EXTRACTED DATA:
--------

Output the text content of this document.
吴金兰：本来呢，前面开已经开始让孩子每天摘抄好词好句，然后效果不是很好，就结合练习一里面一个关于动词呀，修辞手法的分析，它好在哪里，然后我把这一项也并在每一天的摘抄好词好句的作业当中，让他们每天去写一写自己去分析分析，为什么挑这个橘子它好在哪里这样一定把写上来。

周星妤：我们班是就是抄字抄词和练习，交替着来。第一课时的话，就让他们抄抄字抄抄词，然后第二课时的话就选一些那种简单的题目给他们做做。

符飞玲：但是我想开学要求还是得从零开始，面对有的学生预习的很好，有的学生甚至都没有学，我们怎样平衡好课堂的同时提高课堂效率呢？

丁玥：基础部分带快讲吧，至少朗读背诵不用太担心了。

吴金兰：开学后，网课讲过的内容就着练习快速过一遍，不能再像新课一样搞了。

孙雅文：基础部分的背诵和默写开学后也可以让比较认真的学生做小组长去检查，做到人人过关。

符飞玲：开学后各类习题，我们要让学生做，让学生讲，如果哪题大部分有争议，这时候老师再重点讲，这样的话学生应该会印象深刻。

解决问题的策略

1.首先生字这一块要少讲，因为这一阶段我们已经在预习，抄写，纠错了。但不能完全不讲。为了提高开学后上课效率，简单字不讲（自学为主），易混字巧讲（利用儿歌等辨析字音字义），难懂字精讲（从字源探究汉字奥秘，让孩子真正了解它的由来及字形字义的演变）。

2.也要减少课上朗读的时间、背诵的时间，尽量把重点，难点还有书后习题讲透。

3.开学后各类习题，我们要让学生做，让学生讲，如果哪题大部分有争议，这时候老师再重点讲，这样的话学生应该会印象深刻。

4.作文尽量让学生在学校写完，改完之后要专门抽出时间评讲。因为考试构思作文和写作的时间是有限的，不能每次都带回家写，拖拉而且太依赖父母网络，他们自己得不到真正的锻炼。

--------

SET TASK:
Gather up every line from the listing above in which the word "开学后各类习题" occurs.

RESULT OF THE EXERCISE:
符飞玲：开学后各类习题，我们要让学生做，让学生讲，如果哪题大部分有争议，这时候老师再重点讲，这样的话学生应该会印象深刻。
3.开学后各类习题，我们要让学生做，让学生讲，如果哪题大部分有争议，这时候老师再重点讲，这样的话学生应该会印象深刻。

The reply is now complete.